— Begin —
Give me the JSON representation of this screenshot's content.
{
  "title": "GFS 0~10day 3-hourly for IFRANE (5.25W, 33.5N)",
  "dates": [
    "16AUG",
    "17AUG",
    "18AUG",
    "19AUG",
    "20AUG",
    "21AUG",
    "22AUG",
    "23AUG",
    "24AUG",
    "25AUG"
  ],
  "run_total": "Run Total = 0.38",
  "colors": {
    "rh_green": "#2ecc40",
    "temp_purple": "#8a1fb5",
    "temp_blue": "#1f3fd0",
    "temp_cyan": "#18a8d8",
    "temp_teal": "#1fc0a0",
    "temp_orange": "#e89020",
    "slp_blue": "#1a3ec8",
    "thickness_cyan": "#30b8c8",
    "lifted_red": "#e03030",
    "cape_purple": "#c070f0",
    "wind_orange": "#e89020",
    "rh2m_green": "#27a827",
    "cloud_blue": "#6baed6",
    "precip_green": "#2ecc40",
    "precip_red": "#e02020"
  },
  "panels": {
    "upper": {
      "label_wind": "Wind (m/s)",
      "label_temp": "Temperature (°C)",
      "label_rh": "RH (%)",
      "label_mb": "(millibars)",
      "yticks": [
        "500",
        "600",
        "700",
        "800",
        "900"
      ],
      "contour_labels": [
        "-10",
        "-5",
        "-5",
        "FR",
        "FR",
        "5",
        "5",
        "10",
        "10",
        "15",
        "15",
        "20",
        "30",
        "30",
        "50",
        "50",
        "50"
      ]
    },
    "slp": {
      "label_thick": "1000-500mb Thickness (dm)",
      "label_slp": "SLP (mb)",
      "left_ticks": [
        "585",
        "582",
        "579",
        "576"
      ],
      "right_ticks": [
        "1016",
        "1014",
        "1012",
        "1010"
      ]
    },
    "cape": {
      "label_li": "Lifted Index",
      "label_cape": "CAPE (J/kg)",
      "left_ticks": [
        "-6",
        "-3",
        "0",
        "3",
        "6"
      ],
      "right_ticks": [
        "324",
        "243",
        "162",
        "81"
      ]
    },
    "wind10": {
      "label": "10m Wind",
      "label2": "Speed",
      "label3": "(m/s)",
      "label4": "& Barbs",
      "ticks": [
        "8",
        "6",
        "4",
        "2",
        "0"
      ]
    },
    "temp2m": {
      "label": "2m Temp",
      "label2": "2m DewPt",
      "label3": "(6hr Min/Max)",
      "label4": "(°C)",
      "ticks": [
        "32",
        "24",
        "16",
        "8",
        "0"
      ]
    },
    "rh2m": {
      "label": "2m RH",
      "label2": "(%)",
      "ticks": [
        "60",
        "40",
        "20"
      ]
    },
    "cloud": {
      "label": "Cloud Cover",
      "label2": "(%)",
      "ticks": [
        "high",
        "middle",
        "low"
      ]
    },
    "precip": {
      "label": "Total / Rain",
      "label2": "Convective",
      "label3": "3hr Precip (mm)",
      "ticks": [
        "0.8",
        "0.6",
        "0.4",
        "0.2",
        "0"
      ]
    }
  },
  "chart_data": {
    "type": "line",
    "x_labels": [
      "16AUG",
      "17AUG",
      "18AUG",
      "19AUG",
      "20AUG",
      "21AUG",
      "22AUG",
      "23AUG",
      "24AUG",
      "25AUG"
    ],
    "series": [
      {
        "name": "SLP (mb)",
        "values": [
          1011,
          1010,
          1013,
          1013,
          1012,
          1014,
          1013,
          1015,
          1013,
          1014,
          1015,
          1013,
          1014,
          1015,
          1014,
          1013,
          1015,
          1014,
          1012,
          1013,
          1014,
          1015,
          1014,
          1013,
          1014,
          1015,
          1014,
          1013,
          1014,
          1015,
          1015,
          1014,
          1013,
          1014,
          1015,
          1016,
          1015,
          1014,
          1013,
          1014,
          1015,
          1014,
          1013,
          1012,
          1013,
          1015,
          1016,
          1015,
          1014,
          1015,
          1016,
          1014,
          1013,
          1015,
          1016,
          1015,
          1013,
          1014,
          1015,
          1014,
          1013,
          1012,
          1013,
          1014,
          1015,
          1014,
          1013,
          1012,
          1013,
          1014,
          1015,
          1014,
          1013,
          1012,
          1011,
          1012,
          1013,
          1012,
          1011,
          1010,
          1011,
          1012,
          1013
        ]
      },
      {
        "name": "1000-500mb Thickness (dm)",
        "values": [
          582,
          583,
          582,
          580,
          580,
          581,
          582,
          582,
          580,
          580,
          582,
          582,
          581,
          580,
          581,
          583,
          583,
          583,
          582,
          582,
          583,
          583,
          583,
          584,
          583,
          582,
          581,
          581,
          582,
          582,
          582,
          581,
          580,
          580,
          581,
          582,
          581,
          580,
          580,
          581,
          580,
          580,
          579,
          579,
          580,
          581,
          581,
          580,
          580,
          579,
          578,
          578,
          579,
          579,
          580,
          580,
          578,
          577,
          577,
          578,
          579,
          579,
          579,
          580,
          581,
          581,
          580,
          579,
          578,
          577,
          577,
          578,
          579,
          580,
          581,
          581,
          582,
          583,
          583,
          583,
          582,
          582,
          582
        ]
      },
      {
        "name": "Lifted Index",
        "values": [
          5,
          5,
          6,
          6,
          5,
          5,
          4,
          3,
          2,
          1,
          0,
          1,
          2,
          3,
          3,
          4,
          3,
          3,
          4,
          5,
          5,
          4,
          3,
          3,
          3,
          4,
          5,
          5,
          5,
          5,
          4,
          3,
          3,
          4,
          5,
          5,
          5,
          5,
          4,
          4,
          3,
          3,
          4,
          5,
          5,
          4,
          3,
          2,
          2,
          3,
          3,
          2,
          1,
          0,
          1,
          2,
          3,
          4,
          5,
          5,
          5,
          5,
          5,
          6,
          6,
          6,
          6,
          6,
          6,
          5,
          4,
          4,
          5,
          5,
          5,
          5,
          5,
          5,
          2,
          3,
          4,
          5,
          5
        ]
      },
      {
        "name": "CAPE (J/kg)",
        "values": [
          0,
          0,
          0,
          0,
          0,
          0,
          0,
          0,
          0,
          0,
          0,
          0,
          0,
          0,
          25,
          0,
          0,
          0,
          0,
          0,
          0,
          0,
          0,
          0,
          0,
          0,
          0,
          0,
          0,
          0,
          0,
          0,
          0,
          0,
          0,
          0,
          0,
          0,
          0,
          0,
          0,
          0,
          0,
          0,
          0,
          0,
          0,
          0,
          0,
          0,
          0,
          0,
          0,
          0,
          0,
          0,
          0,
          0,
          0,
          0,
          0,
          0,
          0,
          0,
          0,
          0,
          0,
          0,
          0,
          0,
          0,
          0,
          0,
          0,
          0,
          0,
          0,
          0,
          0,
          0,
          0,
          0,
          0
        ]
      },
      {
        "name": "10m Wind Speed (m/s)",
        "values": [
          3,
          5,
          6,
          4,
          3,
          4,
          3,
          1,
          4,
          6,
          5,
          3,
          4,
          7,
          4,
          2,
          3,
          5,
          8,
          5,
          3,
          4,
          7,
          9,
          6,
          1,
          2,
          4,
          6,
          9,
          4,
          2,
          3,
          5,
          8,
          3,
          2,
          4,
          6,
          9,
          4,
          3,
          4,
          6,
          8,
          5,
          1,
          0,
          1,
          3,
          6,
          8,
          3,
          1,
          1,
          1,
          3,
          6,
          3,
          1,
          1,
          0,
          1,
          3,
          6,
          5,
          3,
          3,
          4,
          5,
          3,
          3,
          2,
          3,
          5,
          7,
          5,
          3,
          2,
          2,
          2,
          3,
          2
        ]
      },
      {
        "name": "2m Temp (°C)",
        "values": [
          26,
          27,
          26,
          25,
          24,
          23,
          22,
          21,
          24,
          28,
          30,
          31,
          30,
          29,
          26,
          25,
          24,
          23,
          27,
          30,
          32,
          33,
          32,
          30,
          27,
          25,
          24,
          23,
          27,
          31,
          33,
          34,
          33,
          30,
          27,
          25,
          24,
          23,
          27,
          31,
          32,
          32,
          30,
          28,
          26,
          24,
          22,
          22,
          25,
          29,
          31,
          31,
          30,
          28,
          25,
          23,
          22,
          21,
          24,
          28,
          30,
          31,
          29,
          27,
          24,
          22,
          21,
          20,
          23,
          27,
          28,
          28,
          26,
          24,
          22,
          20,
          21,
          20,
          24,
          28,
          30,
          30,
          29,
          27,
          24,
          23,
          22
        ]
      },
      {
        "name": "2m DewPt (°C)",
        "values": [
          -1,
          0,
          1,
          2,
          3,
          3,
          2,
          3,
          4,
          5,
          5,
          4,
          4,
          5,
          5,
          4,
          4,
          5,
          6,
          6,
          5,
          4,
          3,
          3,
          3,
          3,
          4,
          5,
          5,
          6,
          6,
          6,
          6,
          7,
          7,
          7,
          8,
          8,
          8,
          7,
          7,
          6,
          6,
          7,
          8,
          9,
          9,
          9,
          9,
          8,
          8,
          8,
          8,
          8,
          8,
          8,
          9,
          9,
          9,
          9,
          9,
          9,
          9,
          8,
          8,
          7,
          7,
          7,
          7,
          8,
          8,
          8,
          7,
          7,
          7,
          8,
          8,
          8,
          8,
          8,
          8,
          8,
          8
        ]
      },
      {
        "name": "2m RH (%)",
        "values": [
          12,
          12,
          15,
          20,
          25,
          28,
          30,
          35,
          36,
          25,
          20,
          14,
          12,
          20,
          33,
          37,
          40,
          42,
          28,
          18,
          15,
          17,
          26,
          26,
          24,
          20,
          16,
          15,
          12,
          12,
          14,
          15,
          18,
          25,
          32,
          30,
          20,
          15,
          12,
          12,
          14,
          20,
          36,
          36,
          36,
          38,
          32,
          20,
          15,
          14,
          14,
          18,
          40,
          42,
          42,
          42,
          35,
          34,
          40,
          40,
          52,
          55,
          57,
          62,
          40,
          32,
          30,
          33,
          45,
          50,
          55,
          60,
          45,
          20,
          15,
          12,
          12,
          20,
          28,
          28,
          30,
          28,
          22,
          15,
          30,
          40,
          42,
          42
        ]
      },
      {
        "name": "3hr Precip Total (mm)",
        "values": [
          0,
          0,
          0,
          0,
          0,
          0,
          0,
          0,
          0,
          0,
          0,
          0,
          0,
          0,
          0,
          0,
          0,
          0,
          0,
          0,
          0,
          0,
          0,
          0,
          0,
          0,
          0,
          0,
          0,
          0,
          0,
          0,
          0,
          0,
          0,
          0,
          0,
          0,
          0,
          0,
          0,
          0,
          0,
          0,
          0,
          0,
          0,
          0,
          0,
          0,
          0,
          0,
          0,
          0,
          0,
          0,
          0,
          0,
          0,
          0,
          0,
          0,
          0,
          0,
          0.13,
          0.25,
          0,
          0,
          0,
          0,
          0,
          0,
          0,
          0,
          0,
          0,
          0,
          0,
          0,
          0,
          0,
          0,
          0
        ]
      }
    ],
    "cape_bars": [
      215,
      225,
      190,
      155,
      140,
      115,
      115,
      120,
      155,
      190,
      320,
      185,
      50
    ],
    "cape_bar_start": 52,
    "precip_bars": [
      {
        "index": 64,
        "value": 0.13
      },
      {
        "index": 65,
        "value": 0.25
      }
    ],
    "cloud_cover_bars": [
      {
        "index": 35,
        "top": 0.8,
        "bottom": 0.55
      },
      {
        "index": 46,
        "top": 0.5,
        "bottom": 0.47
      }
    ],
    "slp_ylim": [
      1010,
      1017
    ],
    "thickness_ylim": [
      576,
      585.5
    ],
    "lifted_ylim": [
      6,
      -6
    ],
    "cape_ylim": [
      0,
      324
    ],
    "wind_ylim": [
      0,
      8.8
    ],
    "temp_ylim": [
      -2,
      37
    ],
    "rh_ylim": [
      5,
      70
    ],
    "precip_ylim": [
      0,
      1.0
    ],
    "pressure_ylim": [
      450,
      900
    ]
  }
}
— End —
• Exercise description: Exactly how many lines of the material contain the word "name"? Write the number alone.

• Reply: 9